BEGIN Data provided

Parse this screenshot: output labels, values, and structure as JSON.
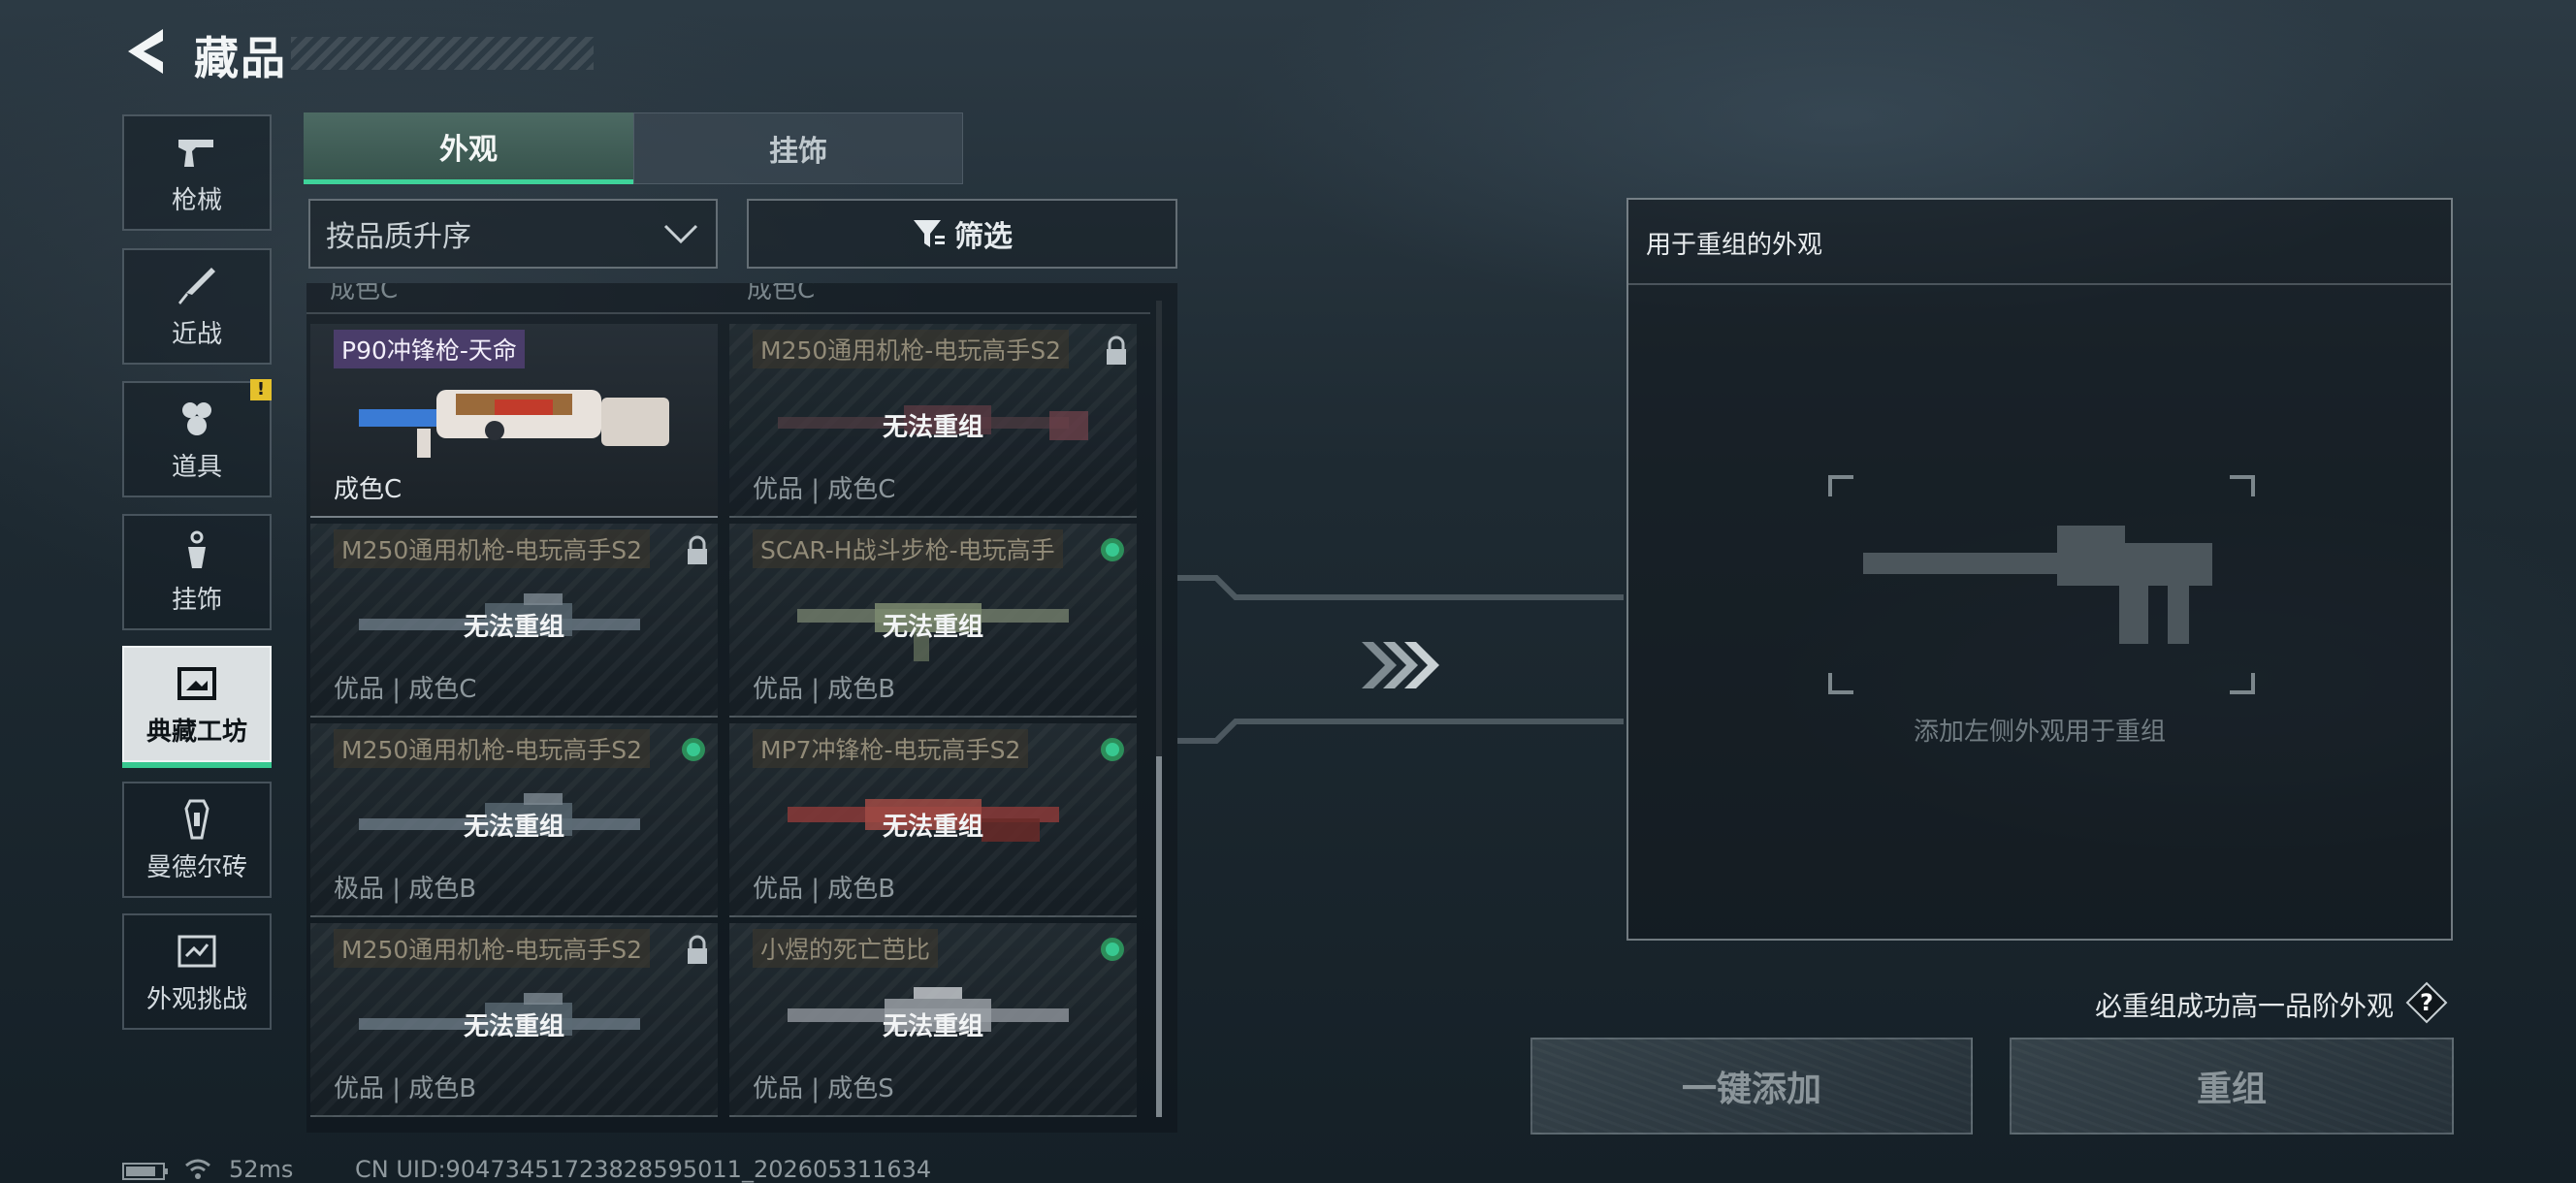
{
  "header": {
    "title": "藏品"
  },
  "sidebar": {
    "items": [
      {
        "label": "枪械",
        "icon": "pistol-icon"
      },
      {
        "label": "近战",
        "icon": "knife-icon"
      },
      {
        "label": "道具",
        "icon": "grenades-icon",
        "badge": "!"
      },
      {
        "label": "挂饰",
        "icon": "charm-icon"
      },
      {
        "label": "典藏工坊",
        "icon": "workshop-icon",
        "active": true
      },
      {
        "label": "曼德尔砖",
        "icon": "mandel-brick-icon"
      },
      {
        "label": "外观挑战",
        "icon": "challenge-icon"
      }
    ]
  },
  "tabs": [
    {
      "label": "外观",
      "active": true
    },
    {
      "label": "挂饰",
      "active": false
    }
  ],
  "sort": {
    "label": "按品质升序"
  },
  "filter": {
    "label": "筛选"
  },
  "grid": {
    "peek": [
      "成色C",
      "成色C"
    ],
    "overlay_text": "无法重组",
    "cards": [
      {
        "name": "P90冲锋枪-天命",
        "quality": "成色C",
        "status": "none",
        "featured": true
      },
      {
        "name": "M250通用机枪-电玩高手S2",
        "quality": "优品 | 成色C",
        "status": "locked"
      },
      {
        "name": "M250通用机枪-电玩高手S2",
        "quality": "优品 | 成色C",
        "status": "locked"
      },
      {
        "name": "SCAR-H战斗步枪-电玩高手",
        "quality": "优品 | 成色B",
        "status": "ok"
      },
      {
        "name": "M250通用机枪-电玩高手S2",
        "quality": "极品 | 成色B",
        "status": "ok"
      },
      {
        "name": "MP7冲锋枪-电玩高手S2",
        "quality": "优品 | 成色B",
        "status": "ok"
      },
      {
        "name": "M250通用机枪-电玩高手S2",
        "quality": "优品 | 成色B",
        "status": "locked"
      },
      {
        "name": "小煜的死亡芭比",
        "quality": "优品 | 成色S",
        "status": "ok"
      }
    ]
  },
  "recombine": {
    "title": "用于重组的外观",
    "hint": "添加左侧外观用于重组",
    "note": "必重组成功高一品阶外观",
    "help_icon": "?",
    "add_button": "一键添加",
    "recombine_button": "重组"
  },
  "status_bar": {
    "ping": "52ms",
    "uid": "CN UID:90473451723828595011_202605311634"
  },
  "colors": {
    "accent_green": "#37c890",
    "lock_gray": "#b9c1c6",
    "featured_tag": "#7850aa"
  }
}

END Data provided

Goal
Excluding the pictures, restate the records above word for word.

Full response
Parse this screenshot: output labels, values, and structure as JSON.
{
  "header": {
    "title": "藏品"
  },
  "sidebar": {
    "items": [
      {
        "label": "枪械",
        "icon": "pistol-icon"
      },
      {
        "label": "近战",
        "icon": "knife-icon"
      },
      {
        "label": "道具",
        "icon": "grenades-icon",
        "badge": "!"
      },
      {
        "label": "挂饰",
        "icon": "charm-icon"
      },
      {
        "label": "典藏工坊",
        "icon": "workshop-icon",
        "active": true
      },
      {
        "label": "曼德尔砖",
        "icon": "mandel-brick-icon"
      },
      {
        "label": "外观挑战",
        "icon": "challenge-icon"
      }
    ]
  },
  "tabs": [
    {
      "label": "外观",
      "active": true
    },
    {
      "label": "挂饰",
      "active": false
    }
  ],
  "sort": {
    "label": "按品质升序"
  },
  "filter": {
    "label": "筛选"
  },
  "grid": {
    "peek": [
      "成色C",
      "成色C"
    ],
    "overlay_text": "无法重组",
    "cards": [
      {
        "name": "P90冲锋枪-天命",
        "quality": "成色C",
        "status": "none",
        "featured": true
      },
      {
        "name": "M250通用机枪-电玩高手S2",
        "quality": "优品 | 成色C",
        "status": "locked"
      },
      {
        "name": "M250通用机枪-电玩高手S2",
        "quality": "优品 | 成色C",
        "status": "locked"
      },
      {
        "name": "SCAR-H战斗步枪-电玩高手",
        "quality": "优品 | 成色B",
        "status": "ok"
      },
      {
        "name": "M250通用机枪-电玩高手S2",
        "quality": "极品 | 成色B",
        "status": "ok"
      },
      {
        "name": "MP7冲锋枪-电玩高手S2",
        "quality": "优品 | 成色B",
        "status": "ok"
      },
      {
        "name": "M250通用机枪-电玩高手S2",
        "quality": "优品 | 成色B",
        "status": "locked"
      },
      {
        "name": "小煜的死亡芭比",
        "quality": "优品 | 成色S",
        "status": "ok"
      }
    ]
  },
  "recombine": {
    "title": "用于重组的外观",
    "hint": "添加左侧外观用于重组",
    "note": "必重组成功高一品阶外观",
    "help_icon": "?",
    "add_button": "一键添加",
    "recombine_button": "重组"
  },
  "status_bar": {
    "ping": "52ms",
    "uid": "CN UID:90473451723828595011_202605311634"
  },
  "colors": {
    "accent_green": "#37c890",
    "lock_gray": "#b9c1c6",
    "featured_tag": "#7850aa"
  }
}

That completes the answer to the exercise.